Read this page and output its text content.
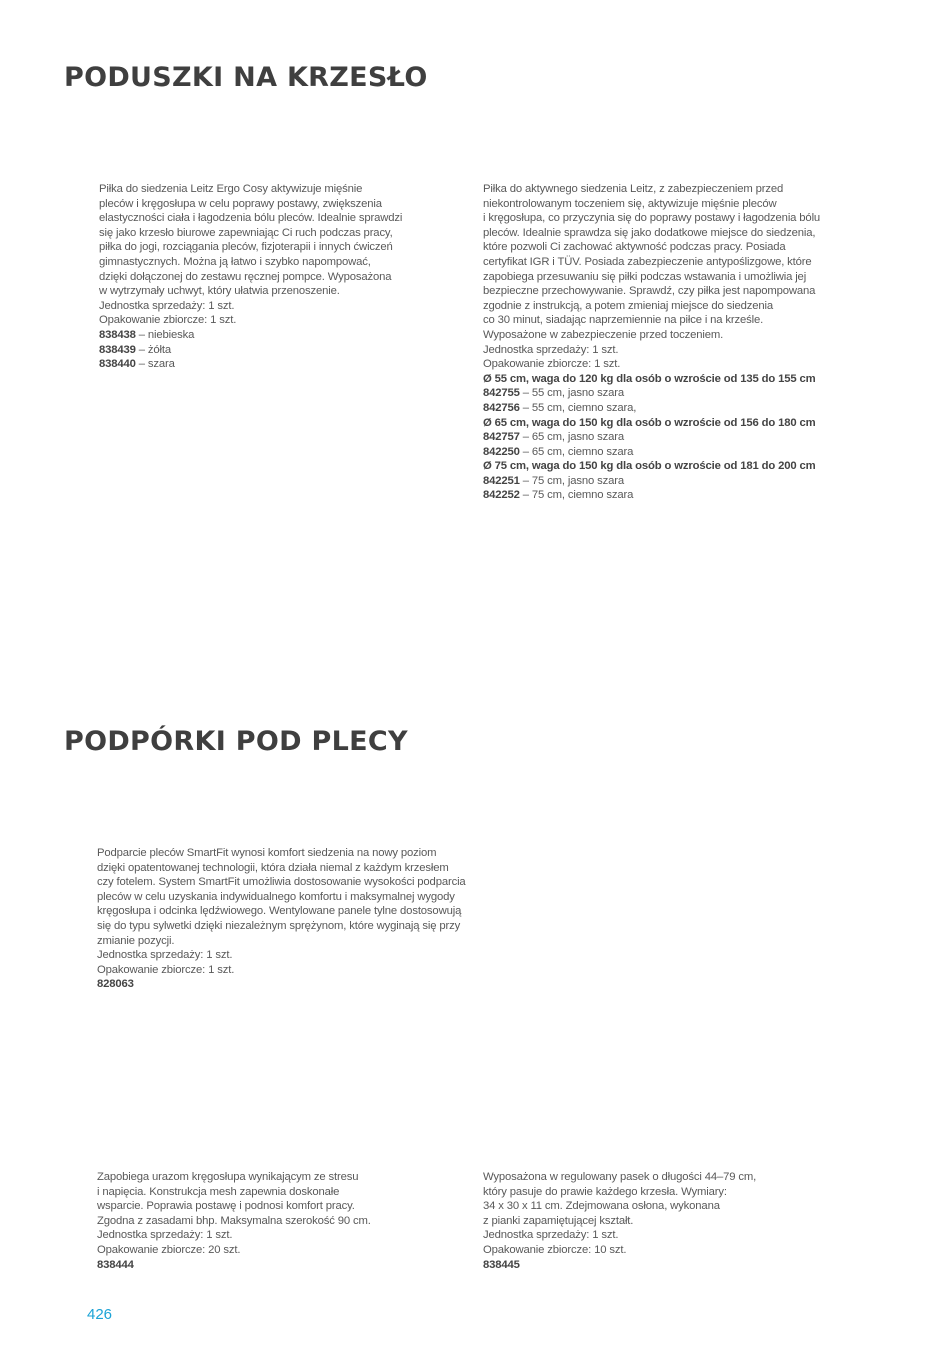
PODUSZKI NA KRZESŁO

Piłka do siedzenia Leitz Ergo Cosy aktywizuje mięśnie

pleców i kręgosłupa w celu poprawy postawy, zwiększenia

elastyczności ciała i łagodzenia bólu pleców. Idealnie sprawdzi

się jako krzesło biurowe zapewniając Ci ruch podczas pracy,

piłka do jogi, rozciągania pleców, fizjoterapii i innych ćwiczeń

gimnastycznych. Można ją łatwo i szybko napompować,

dzięki dołączonej do zestawu ręcznej pompce. Wyposażona

w wytrzymały uchwyt, który ułatwia przenoszenie.

Jednostka sprzedaży: 1 szt.

Opakowanie zbiorcze: 1 szt.

838438 – niebieska

838439 – żółta

838440 – szara

Piłka do aktywnego siedzenia Leitz, z zabezpieczeniem przed

niekontrolowanym toczeniem się, aktywizuje mięśnie pleców

i kręgosłupa, co przyczynia się do poprawy postawy i łagodzenia bólu

pleców. Idealnie sprawdza się jako dodatkowe miejsce do siedzenia,

które pozwoli Ci zachować aktywność podczas pracy. Posiada

certyfikat IGR i TÜV. Posiada zabezpieczenie antypoślizgowe, które

zapobiega przesuwaniu się piłki podczas wstawania i umożliwia jej

bezpieczne przechowywanie. Sprawdź, czy piłka jest napompowana

zgodnie z instrukcją, a potem zmieniaj miejsce do siedzenia

co 30 minut, siadając naprzemiennie na piłce i na krześle.

Wyposażone w zabezpieczenie przed toczeniem.

Jednostka sprzedaży: 1 szt.

Opakowanie zbiorcze: 1 szt.

Ø 55 cm, waga do 120 kg dla osób o wzroście od 135 do 155 cm

842755 – 55 cm, jasno szara

842756 – 55 cm, ciemno szara,

Ø 65 cm, waga do 150 kg dla osób o wzroście od 156 do 180 cm

842757 – 65 cm, jasno szara

842250 – 65 cm, ciemno szara

Ø 75 cm, waga do 150 kg dla osób o wzroście od 181 do 200 cm

842251 – 75 cm, jasno szara

842252 – 75 cm, ciemno szara

PODPÓRKI POD PLECY

Podparcie pleców SmartFit wynosi komfort siedzenia na nowy poziom

dzięki opatentowanej technologii, która działa niemal z każdym krzesłem

czy fotelem. System SmartFit umożliwia dostosowanie wysokości podparcia

pleców w celu uzyskania indywidualnego komfortu i maksymalnej wygody

kręgosłupa i odcinka lędźwiowego. Wentylowane panele tylne dostosowują

się do typu sylwetki dzięki niezależnym sprężynom, które wyginają się przy

zmianie pozycji.

Jednostka sprzedaży: 1 szt.

Opakowanie zbiorcze: 1 szt.

828063

Zapobiega urazom kręgosłupa wynikającym ze stresu

i napięcia. Konstrukcja mesh zapewnia doskonałe

wsparcie. Poprawia postawę i podnosi komfort pracy.

Zgodna z zasadami bhp. Maksymalna szerokość 90 cm.

Jednostka sprzedaży: 1 szt.

Opakowanie zbiorcze: 20 szt.

838444

Wyposażona w regulowany pasek o długości 44–79 cm,

który pasuje do prawie każdego krzesła. Wymiary:

34 x 30 x 11 cm. Zdejmowana osłona, wykonana

z pianki zapamiętującej kształt.

Jednostka sprzedaży: 1 szt.

Opakowanie zbiorcze: 10 szt.

838445

426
-.-.-
◆ Task to carry out: In your copy, repeat each record exactly and include no pictures.

◆ Answer for this exercise:
Read this page and output its text content.
PODUSZKI NA KRZESŁO

Piłka do siedzenia Leitz Ergo Cosy aktywizuje mięśnie

pleców i kręgosłupa w celu poprawy postawy, zwiększenia

elastyczności ciała i łagodzenia bólu pleców. Idealnie sprawdzi

się jako krzesło biurowe zapewniając Ci ruch podczas pracy,

piłka do jogi, rozciągania pleców, fizjoterapii i innych ćwiczeń

gimnastycznych. Można ją łatwo i szybko napompować,

dzięki dołączonej do zestawu ręcznej pompce. Wyposażona

w wytrzymały uchwyt, który ułatwia przenoszenie.

Jednostka sprzedaży: 1 szt.

Opakowanie zbiorcze: 1 szt.

838438 – niebieska

838439 – żółta

838440 – szara

Piłka do aktywnego siedzenia Leitz, z zabezpieczeniem przed

niekontrolowanym toczeniem się, aktywizuje mięśnie pleców

i kręgosłupa, co przyczynia się do poprawy postawy i łagodzenia bólu

pleców. Idealnie sprawdza się jako dodatkowe miejsce do siedzenia,

które pozwoli Ci zachować aktywność podczas pracy. Posiada

certyfikat IGR i TÜV. Posiada zabezpieczenie antypoślizgowe, które

zapobiega przesuwaniu się piłki podczas wstawania i umożliwia jej

bezpieczne przechowywanie. Sprawdź, czy piłka jest napompowana

zgodnie z instrukcją, a potem zmieniaj miejsce do siedzenia

co 30 minut, siadając naprzemiennie na piłce i na krześle.

Wyposażone w zabezpieczenie przed toczeniem.

Jednostka sprzedaży: 1 szt.

Opakowanie zbiorcze: 1 szt.

Ø 55 cm, waga do 120 kg dla osób o wzroście od 135 do 155 cm

842755 – 55 cm, jasno szara

842756 – 55 cm, ciemno szara,

Ø 65 cm, waga do 150 kg dla osób o wzroście od 156 do 180 cm

842757 – 65 cm, jasno szara

842250 – 65 cm, ciemno szara

Ø 75 cm, waga do 150 kg dla osób o wzroście od 181 do 200 cm

842251 – 75 cm, jasno szara

842252 – 75 cm, ciemno szara

PODPÓRKI POD PLECY

Podparcie pleców SmartFit wynosi komfort siedzenia na nowy poziom

dzięki opatentowanej technologii, która działa niemal z każdym krzesłem

czy fotelem. System SmartFit umożliwia dostosowanie wysokości podparcia

pleców w celu uzyskania indywidualnego komfortu i maksymalnej wygody

kręgosłupa i odcinka lędźwiowego. Wentylowane panele tylne dostosowują

się do typu sylwetki dzięki niezależnym sprężynom, które wyginają się przy

zmianie pozycji.

Jednostka sprzedaży: 1 szt.

Opakowanie zbiorcze: 1 szt.

828063

Zapobiega urazom kręgosłupa wynikającym ze stresu

i napięcia. Konstrukcja mesh zapewnia doskonałe

wsparcie. Poprawia postawę i podnosi komfort pracy.

Zgodna z zasadami bhp. Maksymalna szerokość 90 cm.

Jednostka sprzedaży: 1 szt.

Opakowanie zbiorcze: 20 szt.

838444

Wyposażona w regulowany pasek o długości 44–79 cm,

który pasuje do prawie każdego krzesła. Wymiary:

34 x 30 x 11 cm. Zdejmowana osłona, wykonana

z pianki zapamiętującej kształt.

Jednostka sprzedaży: 1 szt.

Opakowanie zbiorcze: 10 szt.

838445

426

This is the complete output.